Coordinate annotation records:
>> Begin

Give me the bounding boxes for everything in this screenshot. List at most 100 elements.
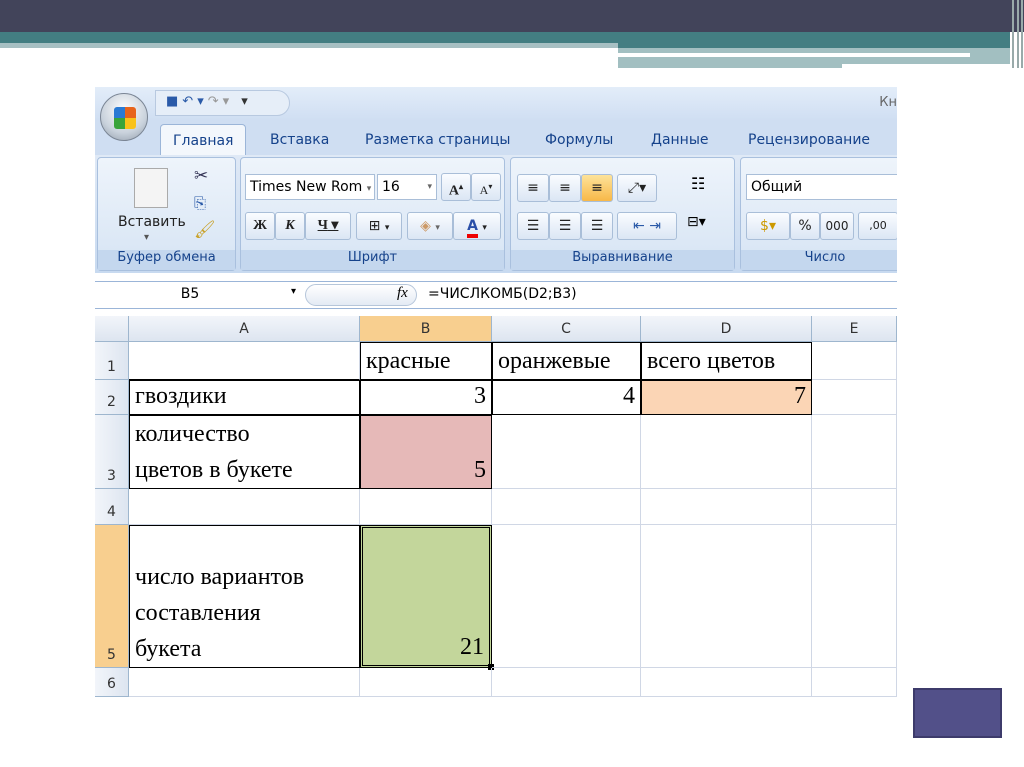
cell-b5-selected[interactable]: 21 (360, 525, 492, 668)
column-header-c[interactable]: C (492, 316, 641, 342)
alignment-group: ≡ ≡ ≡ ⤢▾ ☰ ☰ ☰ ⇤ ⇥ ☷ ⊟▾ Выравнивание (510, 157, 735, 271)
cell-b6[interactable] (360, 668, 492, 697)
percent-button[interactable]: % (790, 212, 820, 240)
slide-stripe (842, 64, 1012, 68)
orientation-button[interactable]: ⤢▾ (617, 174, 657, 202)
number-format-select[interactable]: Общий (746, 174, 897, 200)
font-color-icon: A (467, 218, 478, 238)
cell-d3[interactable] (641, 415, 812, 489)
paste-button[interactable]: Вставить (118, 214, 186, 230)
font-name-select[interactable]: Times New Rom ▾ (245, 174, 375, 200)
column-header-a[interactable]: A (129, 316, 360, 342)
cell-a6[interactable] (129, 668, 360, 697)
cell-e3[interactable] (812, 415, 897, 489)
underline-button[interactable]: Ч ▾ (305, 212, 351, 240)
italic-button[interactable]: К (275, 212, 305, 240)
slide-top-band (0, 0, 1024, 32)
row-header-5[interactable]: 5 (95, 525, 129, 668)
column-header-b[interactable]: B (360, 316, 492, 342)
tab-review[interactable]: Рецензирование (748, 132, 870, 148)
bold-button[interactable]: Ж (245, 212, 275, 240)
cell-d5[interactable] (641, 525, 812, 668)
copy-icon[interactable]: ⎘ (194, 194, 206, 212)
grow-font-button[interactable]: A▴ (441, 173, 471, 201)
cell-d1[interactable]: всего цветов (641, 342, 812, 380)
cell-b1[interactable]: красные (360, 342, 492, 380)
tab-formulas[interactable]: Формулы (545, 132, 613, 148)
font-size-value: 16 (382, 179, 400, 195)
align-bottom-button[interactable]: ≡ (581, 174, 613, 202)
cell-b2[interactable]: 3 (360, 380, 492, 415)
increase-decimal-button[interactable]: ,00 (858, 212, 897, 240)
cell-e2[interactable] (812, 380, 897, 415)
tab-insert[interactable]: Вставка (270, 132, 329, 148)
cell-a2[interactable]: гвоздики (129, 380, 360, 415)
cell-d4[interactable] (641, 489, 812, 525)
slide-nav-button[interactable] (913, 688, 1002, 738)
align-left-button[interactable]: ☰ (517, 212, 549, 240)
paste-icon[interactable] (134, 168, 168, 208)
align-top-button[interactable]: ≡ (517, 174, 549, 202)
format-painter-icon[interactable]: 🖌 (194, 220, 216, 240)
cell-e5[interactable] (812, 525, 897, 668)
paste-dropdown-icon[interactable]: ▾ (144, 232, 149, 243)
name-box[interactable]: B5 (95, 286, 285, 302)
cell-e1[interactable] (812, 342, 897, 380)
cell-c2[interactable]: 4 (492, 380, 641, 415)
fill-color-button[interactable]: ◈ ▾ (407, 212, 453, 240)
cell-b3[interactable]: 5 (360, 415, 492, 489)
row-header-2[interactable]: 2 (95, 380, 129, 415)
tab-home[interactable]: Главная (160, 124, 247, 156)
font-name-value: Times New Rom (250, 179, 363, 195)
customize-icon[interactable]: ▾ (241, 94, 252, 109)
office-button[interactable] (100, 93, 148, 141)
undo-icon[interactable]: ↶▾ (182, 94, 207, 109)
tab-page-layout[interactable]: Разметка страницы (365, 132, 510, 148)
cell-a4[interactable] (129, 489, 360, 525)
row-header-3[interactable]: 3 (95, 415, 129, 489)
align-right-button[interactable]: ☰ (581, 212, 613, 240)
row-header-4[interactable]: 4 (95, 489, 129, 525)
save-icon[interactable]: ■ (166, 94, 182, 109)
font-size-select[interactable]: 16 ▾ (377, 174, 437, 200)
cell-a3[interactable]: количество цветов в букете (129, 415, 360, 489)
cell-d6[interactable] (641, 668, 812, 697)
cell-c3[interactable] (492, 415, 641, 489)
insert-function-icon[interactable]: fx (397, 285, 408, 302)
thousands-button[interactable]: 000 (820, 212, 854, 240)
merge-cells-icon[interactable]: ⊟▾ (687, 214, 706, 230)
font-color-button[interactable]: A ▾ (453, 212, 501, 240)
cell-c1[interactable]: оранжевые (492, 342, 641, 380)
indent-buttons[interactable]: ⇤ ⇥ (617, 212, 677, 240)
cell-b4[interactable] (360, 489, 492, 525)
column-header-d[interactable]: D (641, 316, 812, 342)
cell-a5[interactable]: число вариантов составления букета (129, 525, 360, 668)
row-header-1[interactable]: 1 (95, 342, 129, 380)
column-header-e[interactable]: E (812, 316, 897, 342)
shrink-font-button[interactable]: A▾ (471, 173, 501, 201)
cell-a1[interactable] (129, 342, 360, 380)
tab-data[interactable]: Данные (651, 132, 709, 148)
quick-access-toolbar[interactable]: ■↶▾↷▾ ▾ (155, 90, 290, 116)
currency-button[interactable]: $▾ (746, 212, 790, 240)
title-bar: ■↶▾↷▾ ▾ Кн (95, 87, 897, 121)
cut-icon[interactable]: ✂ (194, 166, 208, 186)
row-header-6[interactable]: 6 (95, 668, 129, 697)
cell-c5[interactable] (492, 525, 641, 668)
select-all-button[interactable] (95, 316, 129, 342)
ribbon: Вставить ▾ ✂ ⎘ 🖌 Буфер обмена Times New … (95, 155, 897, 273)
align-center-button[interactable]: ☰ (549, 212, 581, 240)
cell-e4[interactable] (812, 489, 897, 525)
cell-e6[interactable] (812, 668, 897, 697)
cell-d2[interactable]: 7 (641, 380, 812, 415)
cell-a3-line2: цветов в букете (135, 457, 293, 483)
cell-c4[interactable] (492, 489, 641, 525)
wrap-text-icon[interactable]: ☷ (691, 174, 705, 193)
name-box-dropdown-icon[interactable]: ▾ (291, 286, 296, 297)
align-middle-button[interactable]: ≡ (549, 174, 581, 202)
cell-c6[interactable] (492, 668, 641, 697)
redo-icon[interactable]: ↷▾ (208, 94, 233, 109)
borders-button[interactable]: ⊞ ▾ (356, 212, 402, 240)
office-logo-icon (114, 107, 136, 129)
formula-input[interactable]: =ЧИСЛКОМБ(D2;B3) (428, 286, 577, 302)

>> End

[Task details]
Return every line from the one that contains "cell-b5-selected[interactable]: 21 (360, 525, 492, 668)" down through the one that contains "slide-stripe (842, 64, 1012, 68)", including both, reproduced verbatim.

[Response to the task]
cell-b5-selected[interactable]: 21 (360, 525, 492, 668)
column-header-c[interactable]: C (492, 316, 641, 342)
alignment-group: ≡ ≡ ≡ ⤢▾ ☰ ☰ ☰ ⇤ ⇥ ☷ ⊟▾ Выравнивание (510, 157, 735, 271)
cell-b6[interactable] (360, 668, 492, 697)
percent-button[interactable]: % (790, 212, 820, 240)
slide-stripe (842, 64, 1012, 68)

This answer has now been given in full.